→ THE TASK
Restate the records that follow word for word; no pictures should appear.

--- MATERIAL SHOWN ---

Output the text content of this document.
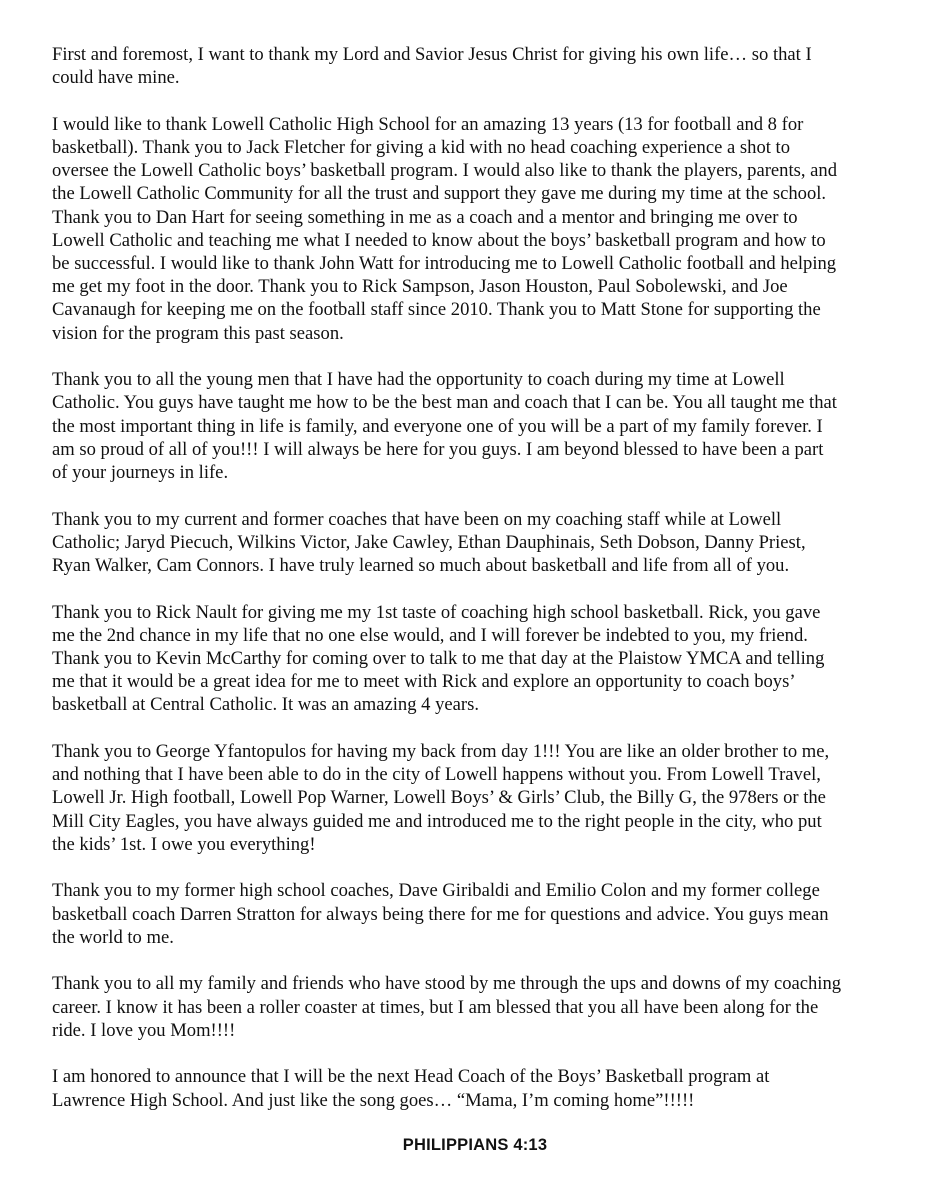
First and foremost, I want to thank my Lord and Savior Jesus Christ for giving his own life… so that I
could have mine.

I would like to thank Lowell Catholic High School for an amazing 13 years (13 for football and 8 for
basketball). Thank you to Jack Fletcher for giving a kid with no head coaching experience a shot to
oversee the Lowell Catholic boys’ basketball program. I would also like to thank the players, parents, and
the Lowell Catholic Community for all the trust and support they gave me during my time at the school.
Thank you to Dan Hart for seeing something in me as a coach and a mentor and bringing me over to
Lowell Catholic and teaching me what I needed to know about the boys’ basketball program and how to
be successful. I would like to thank John Watt for introducing me to Lowell Catholic football and helping
me get my foot in the door. Thank you to Rick Sampson, Jason Houston, Paul Sobolewski, and Joe
Cavanaugh for keeping me on the football staff since 2010. Thank you to Matt Stone for supporting the
vision for the program this past season.

Thank you to all the young men that I have had the opportunity to coach during my time at Lowell
Catholic. You guys have taught me how to be the best man and coach that I can be. You all taught me that
the most important thing in life is family, and everyone one of you will be a part of my family forever. I
am so proud of all of you!!! I will always be here for you guys. I am beyond blessed to have been a part
of your journeys in life.

Thank you to my current and former coaches that have been on my coaching staff while at Lowell
Catholic; Jaryd Piecuch, Wilkins Victor, Jake Cawley, Ethan Dauphinais, Seth Dobson, Danny Priest,
Ryan Walker, Cam Connors. I have truly learned so much about basketball and life from all of you.

Thank you to Rick Nault for giving me my 1st taste of coaching high school basketball. Rick, you gave
me the 2nd chance in my life that no one else would, and I will forever be indebted to you, my friend.
Thank you to Kevin McCarthy for coming over to talk to me that day at the Plaistow YMCA and telling
me that it would be a great idea for me to meet with Rick and explore an opportunity to coach boys’
basketball at Central Catholic. It was an amazing 4 years.

Thank you to George Yfantopulos for having my back from day 1!!! You are like an older brother to me,
and nothing that I have been able to do in the city of Lowell happens without you. From Lowell Travel,
Lowell Jr. High football, Lowell Pop Warner, Lowell Boys’ & Girls’ Club, the Billy G, the 978ers or the
Mill City Eagles, you have always guided me and introduced me to the right people in the city, who put
the kids’ 1st. I owe you everything!

Thank you to my former high school coaches, Dave Giribaldi and Emilio Colon and my former college
basketball coach Darren Stratton for always being there for me for questions and advice. You guys mean
the world to me.

Thank you to all my family and friends who have stood by me through the ups and downs of my coaching
career. I know it has been a roller coaster at times, but I am blessed that you all have been along for the
ride. I love you Mom!!!!

I am honored to announce that I will be the next Head Coach of the Boys’ Basketball program at
Lawrence High School. And just like the song goes… “Mama, I’m coming home”!!!!!

PHILIPPIANS 4:13
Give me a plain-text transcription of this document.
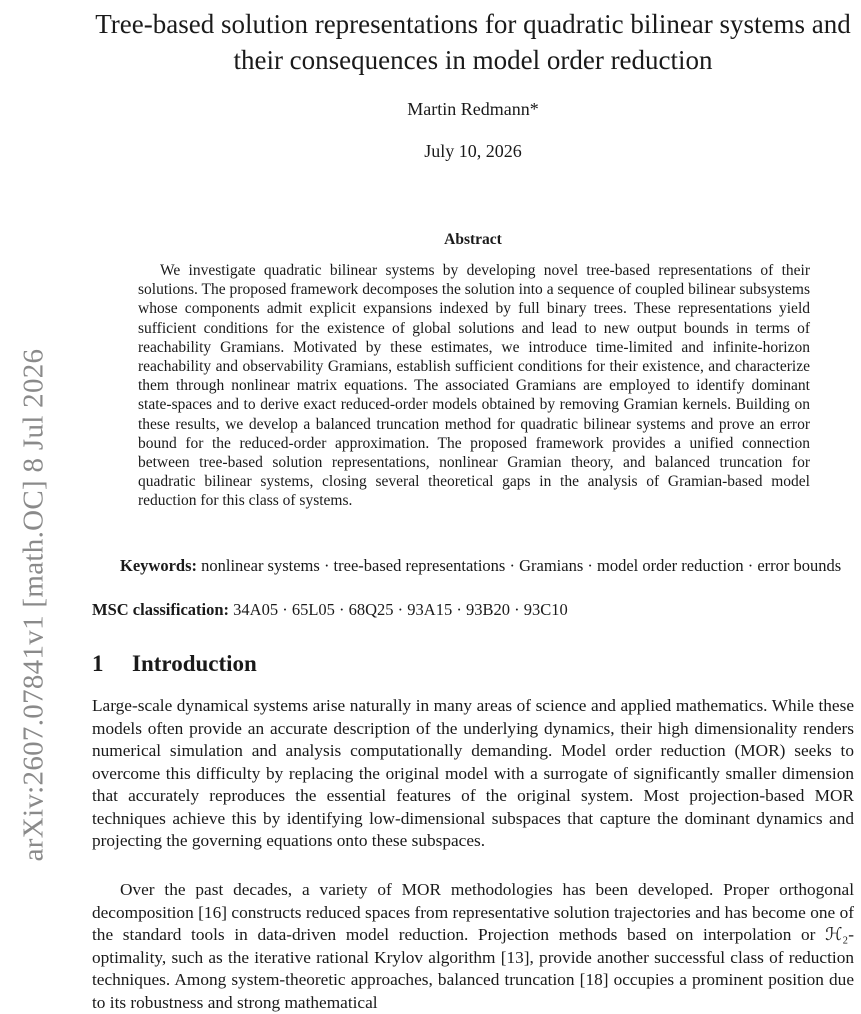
arXiv:2607.07841v1 [math.OC] 8 Jul 2026
Tree-based solution representations for quadratic bilinear systems and their consequences in model order reduction
Martin Redmann*
July 10, 2026
Abstract

We investigate quadratic bilinear systems by developing novel tree-based representations of their solutions. The proposed framework decomposes the solution into a sequence of coupled bilinear subsystems whose components admit explicit expansions indexed by full binary trees. These representations yield sufficient conditions for the existence of global solutions and lead to new output bounds in terms of reachability Gramians. Motivated by these estimates, we introduce time-limited and infinite-horizon reachability and observability Gramians, establish sufficient conditions for their existence, and characterize them through nonlinear matrix equations. The associated Gramians are employed to identify dominant state-spaces and to derive exact reduced-order models obtained by removing Gramian kernels. Building on these results, we develop a balanced truncation method for quadratic bilinear systems and prove an error bound for the reduced-order approximation. The proposed framework provides a unified connection between tree-based solution representations, nonlinear Gramian theory, and balanced truncation for quadratic bilinear systems, closing several theoretical gaps in the analysis of Gramian-based model reduction for this class of systems.

Keywords: nonlinear systems · tree-based representations · Gramians · model order reduction · error bounds

MSC classification: 34A05 · 65L05 · 68Q25 · 93A15 · 93B20 · 93C10

1 Introduction

Large-scale dynamical systems arise naturally in many areas of science and applied mathematics. While these models often provide an accurate description of the underlying dynamics, their high dimensionality renders numerical simulation and analysis computationally demanding. Model order reduction (MOR) seeks to overcome this difficulty by replacing the original model with a surrogate of significantly smaller dimension that accurately reproduces the essential features of the original system. Most projection-based MOR techniques achieve this by identifying low-dimensional subspaces that capture the dominant dynamics and projecting the governing equations onto these subspaces.

Over the past decades, a variety of MOR methodologies has been developed. Proper orthogonal decomposition [16] constructs reduced spaces from representative solution trajectories and has become one of the standard tools in data-driven model reduction. Projection methods based on interpolation or ℋ₂-optimality, such as the iterative rational Krylov algorithm [13], provide another successful class of reduction techniques. Among system-theoretic approaches, balanced truncation [18] occupies a prominent position due to its robustness and strong mathematical
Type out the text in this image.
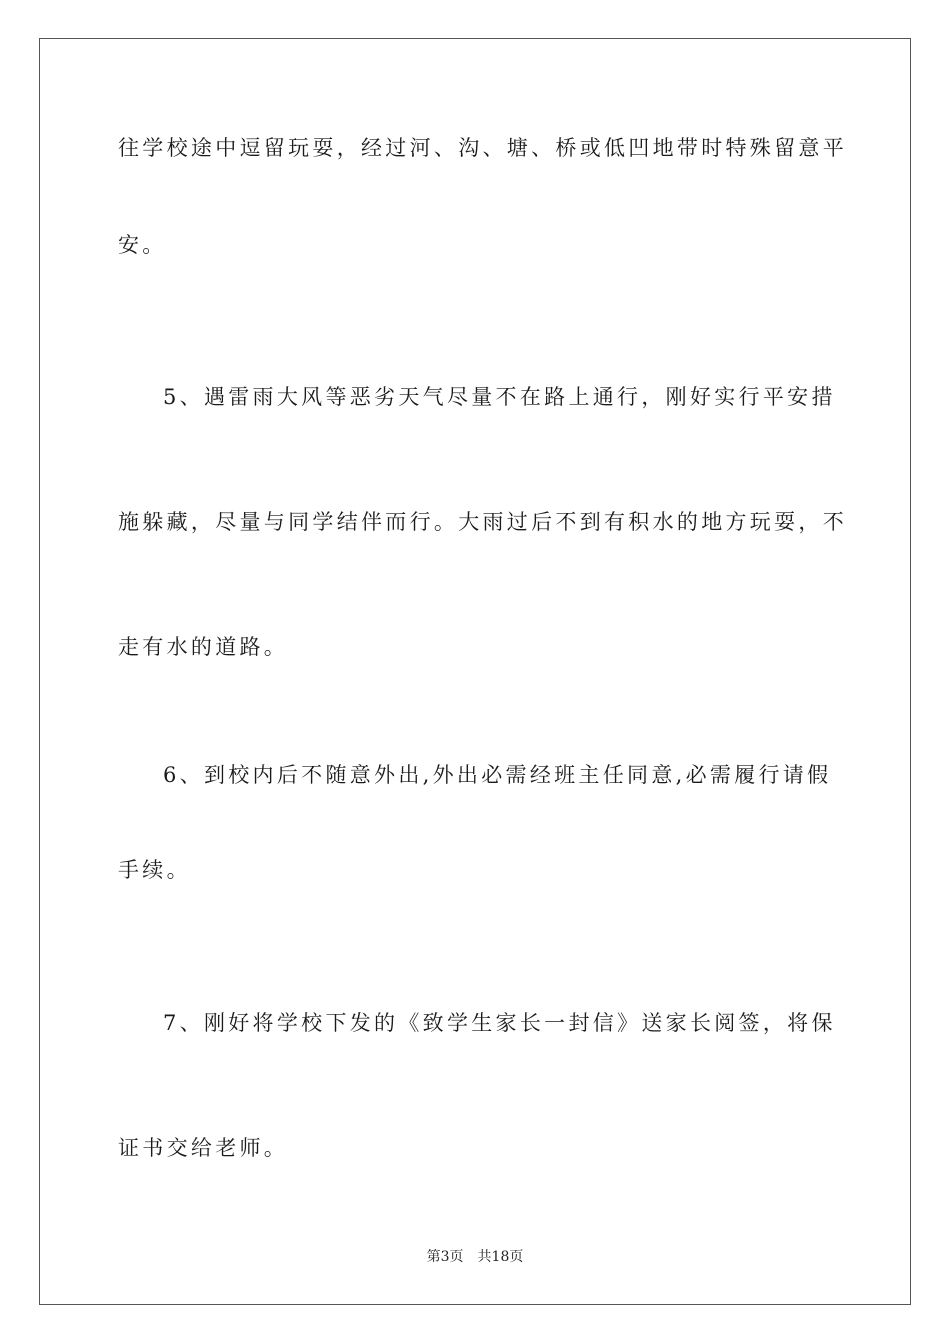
往学校途中逗留玩耍，经过河、沟、塘、桥或低凹地带时特殊留意平
安。
5、遇雷雨大风等恶劣天气尽量不在路上通行，刚好实行平安措
施躲藏，尽量与同学结伴而行。大雨过后不到有积水的地方玩耍，不
走有水的道路。
6、到校内后不随意外出,外出必需经班主任同意,必需履行请假
手续。
7、刚好将学校下发的《致学生家长一封信》送家长阅签，将保
证书交给老师。
第3页 共18页
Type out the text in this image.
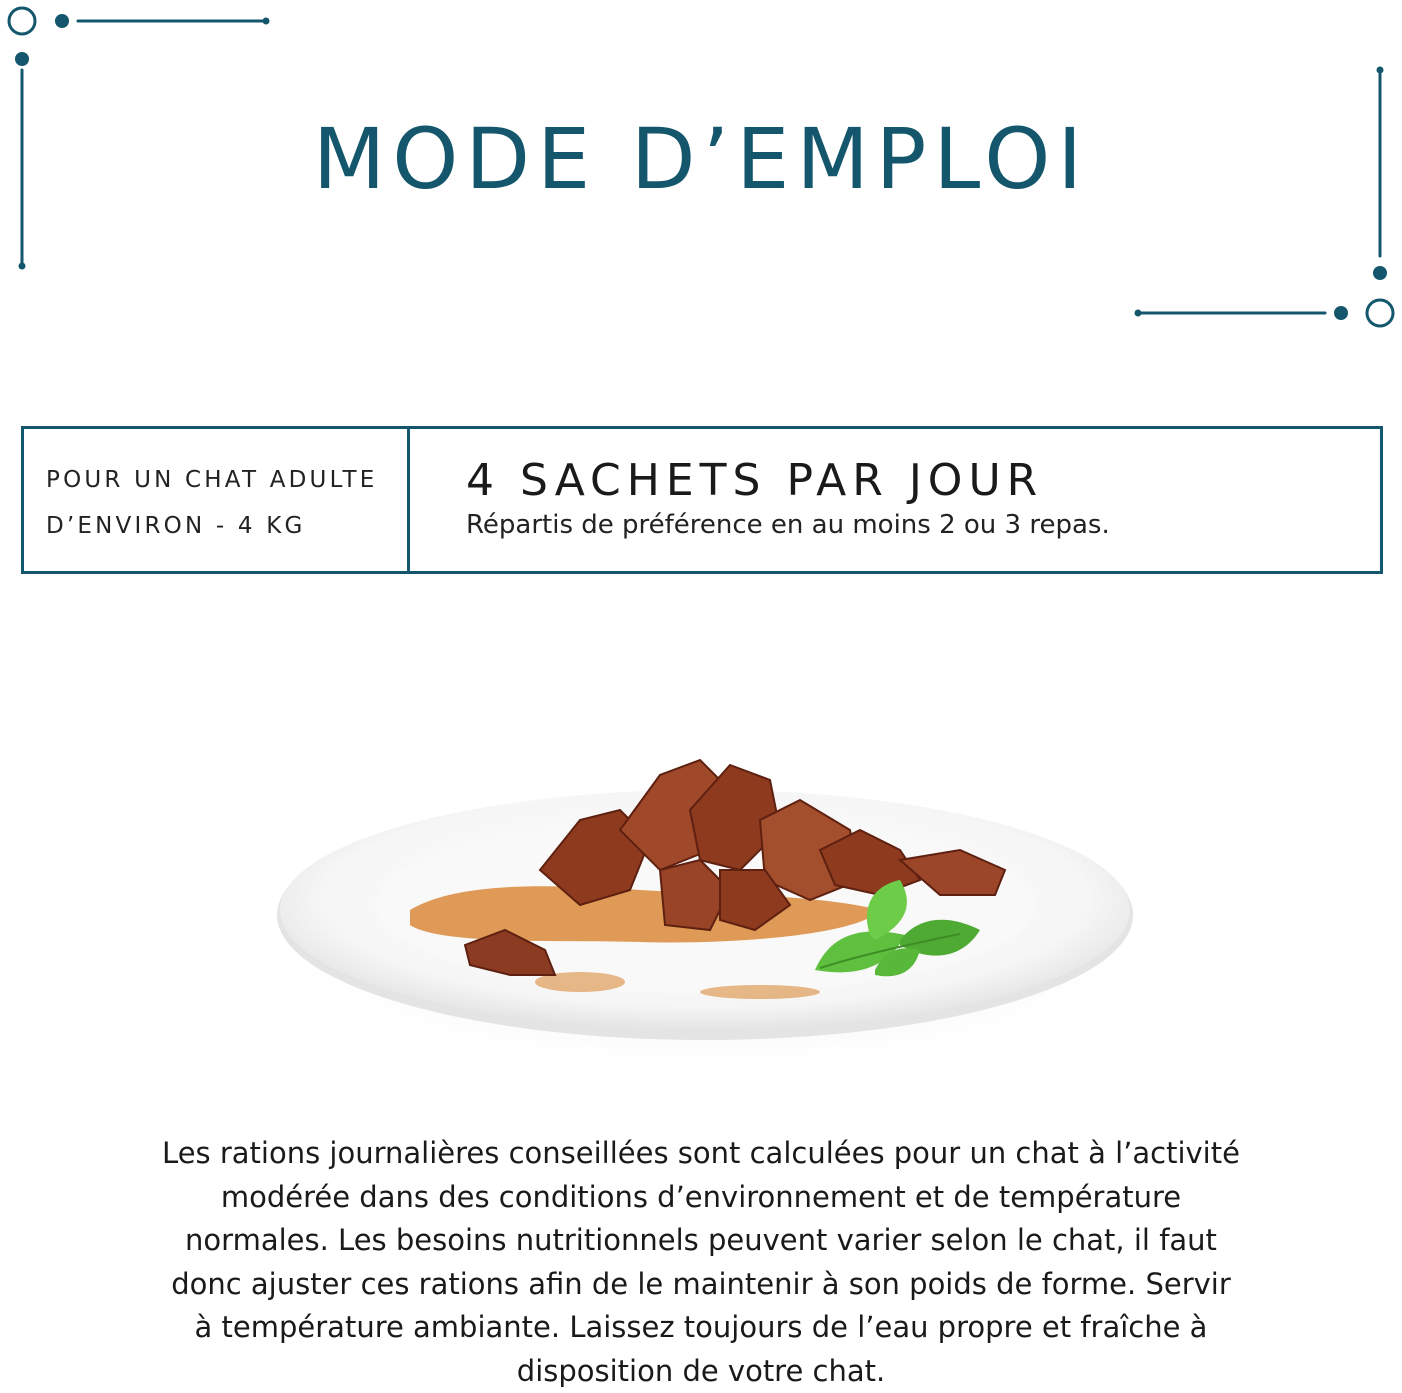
MODE D’EMPLOI
POUR UN CHAT ADULTE
D’ENVIRON - 4 KG
4 SACHETS PAR JOUR
Répartis de préférence en au moins 2 ou 3 repas.

Les rations journalières conseillées sont calculées pour un chat à l’activité
modérée dans des conditions d’environnement et de température
normales. Les besoins nutritionnels peuvent varier selon le chat, il faut
donc ajuster ces rations afin de le maintenir à son poids de forme. Servir
à température ambiante. Laissez toujours de l’eau propre et fraîche à
disposition de votre chat.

---

→ PROBLEM SOLUTION
Output the text content of this document.
First and foremost, I want to thank my Lord and Savior Jesus Christ for giving his own life… so that I
could have mine.

I would like to thank Lowell Catholic High School for an amazing 13 years (13 for football and 8 for
basketball). Thank you to Jack Fletcher for giving a kid with no head coaching experience a shot to
oversee the Lowell Catholic boys’ basketball program. I would also like to thank the players, parents, and
the Lowell Catholic Community for all the trust and support they gave me during my time at the school.
Thank you to Dan Hart for seeing something in me as a coach and a mentor and bringing me over to
Lowell Catholic and teaching me what I needed to know about the boys’ basketball program and how to
be successful. I would like to thank John Watt for introducing me to Lowell Catholic football and helping
me get my foot in the door. Thank you to Rick Sampson, Jason Houston, Paul Sobolewski, and Joe
Cavanaugh for keeping me on the football staff since 2010. Thank you to Matt Stone for supporting the
vision for the program this past season.

Thank you to all the young men that I have had the opportunity to coach during my time at Lowell
Catholic. You guys have taught me how to be the best man and coach that I can be. You all taught me that
the most important thing in life is family, and everyone one of you will be a part of my family forever. I
am so proud of all of you!!! I will always be here for you guys. I am beyond blessed to have been a part
of your journeys in life.

Thank you to my current and former coaches that have been on my coaching staff while at Lowell
Catholic; Jaryd Piecuch, Wilkins Victor, Jake Cawley, Ethan Dauphinais, Seth Dobson, Danny Priest,
Ryan Walker, Cam Connors. I have truly learned so much about basketball and life from all of you.

Thank you to Rick Nault for giving me my 1st taste of coaching high school basketball. Rick, you gave
me the 2nd chance in my life that no one else would, and I will forever be indebted to you, my friend.
Thank you to Kevin McCarthy for coming over to talk to me that day at the Plaistow YMCA and telling
me that it would be a great idea for me to meet with Rick and explore an opportunity to coach boys’
basketball at Central Catholic. It was an amazing 4 years.

Thank you to George Yfantopulos for having my back from day 1!!! You are like an older brother to me,
and nothing that I have been able to do in the city of Lowell happens without you. From Lowell Travel,
Lowell Jr. High football, Lowell Pop Warner, Lowell Boys’ & Girls’ Club, the Billy G, the 978ers or the
Mill City Eagles, you have always guided me and introduced me to the right people in the city, who put
the kids’ 1st. I owe you everything!

Thank you to my former high school coaches, Dave Giribaldi and Emilio Colon and my former college
basketball coach Darren Stratton for always being there for me for questions and advice. You guys mean
the world to me.

Thank you to all my family and friends who have stood by me through the ups and downs of my coaching
career. I know it has been a roller coaster at times, but I am blessed that you all have been along for the
ride. I love you Mom!!!!

I am honored to announce that I will be the next Head Coach of the Boys’ Basketball program at
Lawrence High School. And just like the song goes… “Mama, I’m coming home”!!!!!

PHILIPPIANS 4:13
Give me a plain-text transcription of this document.
arXiv:2607.07841v1 [math.OC] 8 Jul 2026
Tree-based solution representations for quadratic bilinear systems and their consequences in model order reduction
Martin Redmann*
July 10, 2026
Abstract

We investigate quadratic bilinear systems by developing novel tree-based representations of their solutions. The proposed framework decomposes the solution into a sequence of coupled bilinear subsystems whose components admit explicit expansions indexed by full binary trees. These representations yield sufficient conditions for the existence of global solutions and lead to new output bounds in terms of reachability Gramians. Motivated by these estimates, we introduce time-limited and infinite-horizon reachability and observability Gramians, establish sufficient conditions for their existence, and characterize them through nonlinear matrix equations. The associated Gramians are employed to identify dominant state-spaces and to derive exact reduced-order models obtained by removing Gramian kernels. Building on these results, we develop a balanced truncation method for quadratic bilinear systems and prove an error bound for the reduced-order approximation. The proposed framework provides a unified connection between tree-based solution representations, nonlinear Gramian theory, and balanced truncation for quadratic bilinear systems, closing several theoretical gaps in the analysis of Gramian-based model reduction for this class of systems.

Keywords: nonlinear systems · tree-based representations · Gramians · model order reduction · error bounds

MSC classification: 34A05 · 65L05 · 68Q25 · 93A15 · 93B20 · 93C10

1 Introduction

Large-scale dynamical systems arise naturally in many areas of science and applied mathematics. While these models often provide an accurate description of the underlying dynamics, their high dimensionality renders numerical simulation and analysis computationally demanding. Model order reduction (MOR) seeks to overcome this difficulty by replacing the original model with a surrogate of significantly smaller dimension that accurately reproduces the essential features of the original system. Most projection-based MOR techniques achieve this by identifying low-dimensional subspaces that capture the dominant dynamics and projecting the governing equations onto these subspaces.

Over the past decades, a variety of MOR methodologies has been developed. Proper orthogonal decomposition [16] constructs reduced spaces from representative solution trajectories and has become one of the standard tools in data-driven model reduction. Projection methods based on interpolation or ℋ₂-optimality, such as the iterative rational Krylov algorithm [13], provide another successful class of reduction techniques. Among system-theoretic approaches, balanced truncation [18] occupies a prominent position due to its robustness and strong mathematical
Type out the text in this image.
往学校途中逗留玩耍，经过河、沟、塘、桥或低凹地带时特殊留意平
安。
5、遇雷雨大风等恶劣天气尽量不在路上通行，刚好实行平安措
施躲藏，尽量与同学结伴而行。大雨过后不到有积水的地方玩耍，不
走有水的道路。
6、到校内后不随意外出,外出必需经班主任同意,必需履行请假
手续。
7、刚好将学校下发的《致学生家长一封信》送家长阅签，将保
证书交给老师。
第3页 共18页
Type out the text in this image.
MODE D’EMPLOI
POUR UN CHAT ADULTE
D’ENVIRON - 4 KG
4 SACHETS PAR JOUR
Répartis de préférence en au moins 2 ou 3 repas.

Les rations journalières conseillées sont calculées pour un chat à l’activité
modérée dans des conditions d’environnement et de température
normales. Les besoins nutritionnels peuvent varier selon le chat, il faut
donc ajuster ces rations afin de le maintenir à son poids de forme. Servir
à température ambiante. Laissez toujours de l’eau propre et fraîche à
disposition de votre chat.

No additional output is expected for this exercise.